| OBJECTIVE |
Search the material below for the word "levels" and copy every line in which it occurs.

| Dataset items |
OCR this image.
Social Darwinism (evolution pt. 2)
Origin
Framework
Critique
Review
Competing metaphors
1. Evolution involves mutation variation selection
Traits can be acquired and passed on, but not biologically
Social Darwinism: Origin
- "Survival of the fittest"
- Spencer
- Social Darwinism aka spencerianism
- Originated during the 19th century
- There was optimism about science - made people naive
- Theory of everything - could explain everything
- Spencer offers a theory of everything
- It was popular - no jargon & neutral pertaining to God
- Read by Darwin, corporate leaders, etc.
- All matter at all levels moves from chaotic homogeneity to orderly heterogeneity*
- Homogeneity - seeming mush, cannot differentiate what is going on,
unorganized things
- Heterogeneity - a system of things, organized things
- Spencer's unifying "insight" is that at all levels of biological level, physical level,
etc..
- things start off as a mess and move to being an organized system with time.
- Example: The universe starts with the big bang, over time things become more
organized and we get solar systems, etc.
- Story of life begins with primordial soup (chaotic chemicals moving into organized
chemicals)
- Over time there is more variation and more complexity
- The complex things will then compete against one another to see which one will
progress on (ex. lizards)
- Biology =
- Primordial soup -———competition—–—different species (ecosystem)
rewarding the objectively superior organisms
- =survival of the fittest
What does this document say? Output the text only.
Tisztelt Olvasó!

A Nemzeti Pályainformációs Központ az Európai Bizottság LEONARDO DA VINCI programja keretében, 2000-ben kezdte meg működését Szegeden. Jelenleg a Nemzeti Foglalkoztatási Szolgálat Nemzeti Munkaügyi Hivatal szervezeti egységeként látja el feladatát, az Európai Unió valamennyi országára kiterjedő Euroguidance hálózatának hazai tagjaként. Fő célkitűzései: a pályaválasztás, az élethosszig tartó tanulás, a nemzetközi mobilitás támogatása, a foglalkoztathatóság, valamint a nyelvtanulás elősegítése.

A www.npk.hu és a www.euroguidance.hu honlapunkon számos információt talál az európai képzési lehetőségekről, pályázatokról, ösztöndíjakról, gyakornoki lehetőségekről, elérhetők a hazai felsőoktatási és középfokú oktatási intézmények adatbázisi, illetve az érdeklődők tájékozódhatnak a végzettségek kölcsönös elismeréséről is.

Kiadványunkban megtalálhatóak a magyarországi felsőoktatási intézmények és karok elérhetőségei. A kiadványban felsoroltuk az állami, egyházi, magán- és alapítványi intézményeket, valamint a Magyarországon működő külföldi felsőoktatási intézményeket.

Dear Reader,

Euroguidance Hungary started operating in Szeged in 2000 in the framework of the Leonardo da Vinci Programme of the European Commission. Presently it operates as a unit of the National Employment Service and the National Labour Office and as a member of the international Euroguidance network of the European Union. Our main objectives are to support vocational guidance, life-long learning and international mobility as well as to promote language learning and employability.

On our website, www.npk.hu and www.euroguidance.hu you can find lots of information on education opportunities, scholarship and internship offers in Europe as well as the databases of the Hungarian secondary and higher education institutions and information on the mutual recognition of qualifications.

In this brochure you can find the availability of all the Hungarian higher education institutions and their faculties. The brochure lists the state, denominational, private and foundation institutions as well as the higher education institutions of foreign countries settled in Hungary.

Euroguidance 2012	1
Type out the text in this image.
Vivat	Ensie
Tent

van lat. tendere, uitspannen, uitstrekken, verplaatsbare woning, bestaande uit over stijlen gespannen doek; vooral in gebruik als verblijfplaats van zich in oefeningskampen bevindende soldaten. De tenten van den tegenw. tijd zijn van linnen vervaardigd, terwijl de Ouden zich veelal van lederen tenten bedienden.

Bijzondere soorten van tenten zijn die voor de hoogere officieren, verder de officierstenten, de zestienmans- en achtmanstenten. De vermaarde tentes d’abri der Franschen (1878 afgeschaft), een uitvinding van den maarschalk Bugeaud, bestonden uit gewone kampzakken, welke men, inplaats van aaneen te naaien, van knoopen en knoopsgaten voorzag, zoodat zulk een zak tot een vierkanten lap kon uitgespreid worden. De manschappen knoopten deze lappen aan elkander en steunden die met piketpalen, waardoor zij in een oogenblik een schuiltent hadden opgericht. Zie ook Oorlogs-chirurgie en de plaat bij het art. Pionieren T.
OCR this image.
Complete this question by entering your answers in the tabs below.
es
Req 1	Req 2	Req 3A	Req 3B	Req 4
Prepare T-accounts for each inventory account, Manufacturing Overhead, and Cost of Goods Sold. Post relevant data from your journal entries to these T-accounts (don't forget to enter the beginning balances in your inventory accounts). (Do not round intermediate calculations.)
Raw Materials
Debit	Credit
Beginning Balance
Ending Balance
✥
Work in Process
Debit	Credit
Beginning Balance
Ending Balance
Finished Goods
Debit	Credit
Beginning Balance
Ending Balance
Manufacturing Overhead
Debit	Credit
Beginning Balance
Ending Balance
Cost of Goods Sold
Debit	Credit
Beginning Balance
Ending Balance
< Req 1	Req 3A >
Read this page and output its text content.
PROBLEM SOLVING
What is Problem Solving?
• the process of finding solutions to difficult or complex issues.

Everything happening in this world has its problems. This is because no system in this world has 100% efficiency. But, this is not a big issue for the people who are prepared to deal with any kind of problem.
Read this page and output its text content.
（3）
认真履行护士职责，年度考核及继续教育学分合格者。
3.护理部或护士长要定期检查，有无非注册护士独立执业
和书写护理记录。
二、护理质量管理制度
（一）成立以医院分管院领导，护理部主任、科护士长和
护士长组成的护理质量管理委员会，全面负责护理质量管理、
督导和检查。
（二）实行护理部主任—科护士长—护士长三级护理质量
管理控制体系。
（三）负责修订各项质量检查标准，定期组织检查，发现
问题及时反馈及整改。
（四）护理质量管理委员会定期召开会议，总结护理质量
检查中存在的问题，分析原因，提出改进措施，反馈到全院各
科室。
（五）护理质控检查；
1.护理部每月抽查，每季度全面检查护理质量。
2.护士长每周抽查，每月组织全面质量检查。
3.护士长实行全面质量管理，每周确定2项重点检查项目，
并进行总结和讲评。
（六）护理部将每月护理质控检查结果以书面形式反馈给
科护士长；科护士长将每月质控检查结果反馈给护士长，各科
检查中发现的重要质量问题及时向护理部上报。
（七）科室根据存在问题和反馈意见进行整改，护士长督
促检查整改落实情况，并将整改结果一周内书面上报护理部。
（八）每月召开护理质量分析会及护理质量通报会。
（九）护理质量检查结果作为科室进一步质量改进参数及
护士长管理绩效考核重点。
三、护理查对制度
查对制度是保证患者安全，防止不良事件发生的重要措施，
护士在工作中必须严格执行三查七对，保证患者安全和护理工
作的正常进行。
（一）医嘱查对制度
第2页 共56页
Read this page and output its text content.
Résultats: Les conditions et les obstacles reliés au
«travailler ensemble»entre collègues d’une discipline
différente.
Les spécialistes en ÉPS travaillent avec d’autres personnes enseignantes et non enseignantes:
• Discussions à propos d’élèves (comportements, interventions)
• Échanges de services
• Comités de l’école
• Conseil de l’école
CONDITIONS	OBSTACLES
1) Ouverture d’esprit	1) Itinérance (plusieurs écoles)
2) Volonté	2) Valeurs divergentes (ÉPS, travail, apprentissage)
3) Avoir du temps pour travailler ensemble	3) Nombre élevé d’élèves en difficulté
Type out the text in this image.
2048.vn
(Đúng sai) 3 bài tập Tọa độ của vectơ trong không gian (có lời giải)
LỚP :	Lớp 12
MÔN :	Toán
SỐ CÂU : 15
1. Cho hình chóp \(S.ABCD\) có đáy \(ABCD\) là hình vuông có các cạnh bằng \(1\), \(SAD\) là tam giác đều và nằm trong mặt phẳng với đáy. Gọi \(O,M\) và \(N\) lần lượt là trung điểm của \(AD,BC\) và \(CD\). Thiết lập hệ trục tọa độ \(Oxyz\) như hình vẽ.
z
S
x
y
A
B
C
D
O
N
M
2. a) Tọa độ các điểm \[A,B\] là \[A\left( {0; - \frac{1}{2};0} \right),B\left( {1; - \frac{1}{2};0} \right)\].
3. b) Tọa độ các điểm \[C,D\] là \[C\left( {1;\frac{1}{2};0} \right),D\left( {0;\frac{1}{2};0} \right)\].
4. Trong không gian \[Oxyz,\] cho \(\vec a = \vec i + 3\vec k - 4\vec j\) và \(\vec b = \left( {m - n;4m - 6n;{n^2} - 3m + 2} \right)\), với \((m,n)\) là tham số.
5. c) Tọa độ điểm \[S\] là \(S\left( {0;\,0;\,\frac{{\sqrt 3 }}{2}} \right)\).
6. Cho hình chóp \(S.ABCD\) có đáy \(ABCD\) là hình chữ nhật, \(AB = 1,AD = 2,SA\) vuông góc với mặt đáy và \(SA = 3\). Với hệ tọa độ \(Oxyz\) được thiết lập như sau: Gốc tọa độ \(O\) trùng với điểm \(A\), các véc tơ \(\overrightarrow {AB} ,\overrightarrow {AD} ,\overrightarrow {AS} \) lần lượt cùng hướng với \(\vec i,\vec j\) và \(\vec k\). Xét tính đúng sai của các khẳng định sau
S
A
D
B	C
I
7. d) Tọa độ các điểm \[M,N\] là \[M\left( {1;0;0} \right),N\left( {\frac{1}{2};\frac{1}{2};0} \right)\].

| THE OUTPUT |
- All matter at all levels moves from chaotic homogeneity to orderly heterogeneity*
- Spencer's unifying "insight" is that at all levels of biological level, physical level,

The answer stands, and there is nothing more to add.